▶ _Input records_
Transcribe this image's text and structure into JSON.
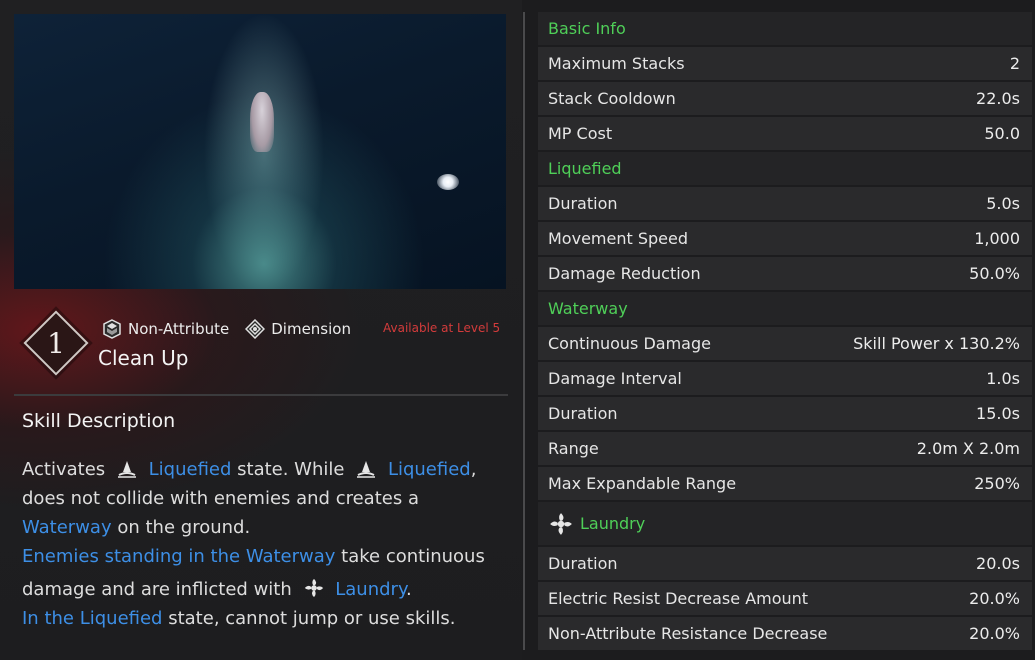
{
  "skill": {
    "level": "1",
    "attribute": "Non-Attribute",
    "type": "Dimension",
    "availability": "Available at Level 5",
    "name": "Clean Up"
  },
  "description": {
    "title": "Skill Description",
    "line1": {
      "t1": "Activates",
      "h1": "Liquefied",
      "t2": "state. While",
      "h2": "Liquefied",
      "t3": ","
    },
    "line2": "does not collide with enemies and creates a",
    "line3": {
      "h1": "Waterway",
      "t1": "on the ground."
    },
    "line4": {
      "h1": "Enemies standing in the Waterway",
      "t1": "take continuous"
    },
    "line5": {
      "t1": "damage and are inflicted with",
      "h1": "Laundry",
      "t2": "."
    },
    "line6": {
      "h1": "In the Liquefied",
      "t1": "state, cannot jump or use skills."
    }
  },
  "stats": [
    {
      "label": "Basic Info",
      "header": true
    },
    {
      "label": "Maximum Stacks",
      "value": "2"
    },
    {
      "label": "Stack Cooldown",
      "value": "22.0s"
    },
    {
      "label": "MP Cost",
      "value": "50.0"
    },
    {
      "label": "Liquefied",
      "header": true
    },
    {
      "label": "Duration",
      "value": "5.0s"
    },
    {
      "label": "Movement Speed",
      "value": "1,000"
    },
    {
      "label": "Damage Reduction",
      "value": "50.0%"
    },
    {
      "label": "Waterway",
      "header": true
    },
    {
      "label": "Continuous Damage",
      "value": "Skill Power x 130.2%"
    },
    {
      "label": "Damage Interval",
      "value": "1.0s"
    },
    {
      "label": "Duration",
      "value": "15.0s"
    },
    {
      "label": "Range",
      "value": "2.0m X 2.0m"
    },
    {
      "label": "Max Expandable Range",
      "value": "250%"
    },
    {
      "label": "Laundry",
      "header": true,
      "icon": "laundry-icon"
    },
    {
      "label": "Duration",
      "value": "20.0s"
    },
    {
      "label": "Electric Resist Decrease Amount",
      "value": "20.0%"
    },
    {
      "label": "Non-Attribute Resistance Decrease",
      "value": "20.0%"
    }
  ],
  "colors": {
    "header": "#4fcf58",
    "highlight": "#3d8fe6",
    "availability": "#d23b3b"
  }
}
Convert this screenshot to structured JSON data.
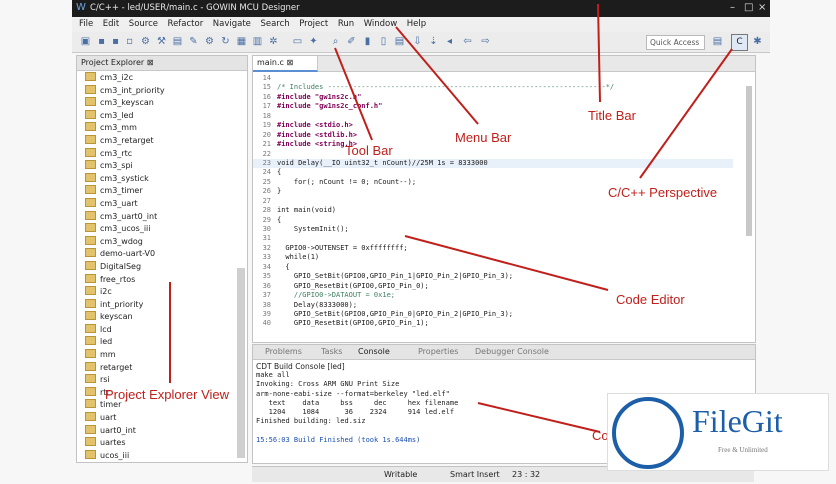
{
  "title": "C/C++ - led/USER/main.c - GOWIN MCU Designer",
  "menu": [
    "File",
    "Edit",
    "Source",
    "Refactor",
    "Navigate",
    "Search",
    "Project",
    "Run",
    "Window",
    "Help"
  ],
  "toolbar": {
    "quick_access": "Quick Access"
  },
  "project_explorer": {
    "title": "Project Explorer",
    "items": [
      "cm3_i2c",
      "cm3_int_priority",
      "cm3_keyscan",
      "cm3_led",
      "cm3_mm",
      "cm3_retarget",
      "cm3_rtc",
      "cm3_spi",
      "cm3_systick",
      "cm3_timer",
      "cm3_uart",
      "cm3_uart0_int",
      "cm3_ucos_iii",
      "cm3_wdog",
      "demo-uart-V0",
      "DigitalSeg",
      "free_rtos",
      "i2c",
      "int_priority",
      "keyscan",
      "lcd",
      "led",
      "mm",
      "retarget",
      "rsi",
      "rtc",
      "timer",
      "uart",
      "uart0_int",
      "uartes",
      "ucos_iii"
    ]
  },
  "editor": {
    "tab": "main.c",
    "lines": [
      {
        "n": "14",
        "t": ""
      },
      {
        "n": "15",
        "t": "/* Includes ------------------------------------------------------------------*/",
        "c": "cm"
      },
      {
        "n": "16",
        "t": "#include \"gw1ns2c.h\"",
        "c": "kw"
      },
      {
        "n": "17",
        "t": "#include \"gw1ns2c_conf.h\"",
        "c": "kw"
      },
      {
        "n": "18",
        "t": ""
      },
      {
        "n": "19",
        "t": "#include <stdio.h>",
        "c": "kw"
      },
      {
        "n": "20",
        "t": "#include <stdlib.h>",
        "c": "kw"
      },
      {
        "n": "21",
        "t": "#include <string.h>",
        "c": "kw"
      },
      {
        "n": "22",
        "t": ""
      },
      {
        "n": "23",
        "t": "void Delay(__IO uint32_t nCount)//25M 1s = 8333000",
        "h": true
      },
      {
        "n": "24",
        "t": "{"
      },
      {
        "n": "25",
        "t": "    for(; nCount != 0; nCount--);"
      },
      {
        "n": "26",
        "t": "}"
      },
      {
        "n": "27",
        "t": ""
      },
      {
        "n": "28",
        "t": "int main(void)"
      },
      {
        "n": "29",
        "t": "{"
      },
      {
        "n": "30",
        "t": "    SystemInit();"
      },
      {
        "n": "31",
        "t": ""
      },
      {
        "n": "32",
        "t": "  GPIO0->OUTENSET = 0xffffffff;"
      },
      {
        "n": "33",
        "t": "  while(1)"
      },
      {
        "n": "34",
        "t": "  {"
      },
      {
        "n": "35",
        "t": "    GPIO_SetBit(GPIO0,GPIO_Pin_1|GPIO_Pin_2|GPIO_Pin_3);"
      },
      {
        "n": "36",
        "t": "    GPIO_ResetBit(GPIO0,GPIO_Pin_0);"
      },
      {
        "n": "37",
        "t": "    //GPIO0->DATAOUT = 0x1e;",
        "c": "cm"
      },
      {
        "n": "38",
        "t": "    Delay(8333000);"
      },
      {
        "n": "39",
        "t": "    GPIO_SetBit(GPIO0,GPIO_Pin_0|GPIO_Pin_2|GPIO_Pin_3);"
      },
      {
        "n": "40",
        "t": "    GPIO_ResetBit(GPIO0,GPIO_Pin_1);"
      }
    ]
  },
  "console": {
    "tabs": [
      "Problems",
      "Tasks",
      "Console",
      "Properties",
      "Debugger Console"
    ],
    "header": "CDT Build Console [led]",
    "lines": [
      "make all",
      "Invoking: Cross ARM GNU Print Size",
      "arm-none-eabi-size --format=berkeley \"led.elf\"",
      "   text    data     bss     dec     hex filename",
      "   1204    1084      36    2324     914 led.elf",
      "Finished building: led.siz",
      ""
    ],
    "build_finished": "15:56:03 Build Finished (took 1s.644ms)"
  },
  "status": {
    "writable": "Writable",
    "insert": "Smart Insert",
    "pos": "23 : 32"
  },
  "annotations": {
    "title_bar": "Title Bar",
    "menu_bar": "Menu Bar",
    "tool_bar": "Tool Bar",
    "perspective": "C/C++ Perspective",
    "code_editor": "Code Editor",
    "project_explorer": "Project Explorer View",
    "console": "Co"
  },
  "watermark": {
    "name": "FileGit",
    "tagline": "Free & Unlimited"
  },
  "colors": {
    "annotation": "#c0201b",
    "brand": "#1c5fa8"
  }
}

▶ _Exercise objective_
Using the listing above, pull out all lines that hold the word "Liquefied".

▶ _Reply_
      "h1": "Liquefied",
      "h2": "Liquefied",
      "h1": "In the Liquefied",
      "label": "Liquefied",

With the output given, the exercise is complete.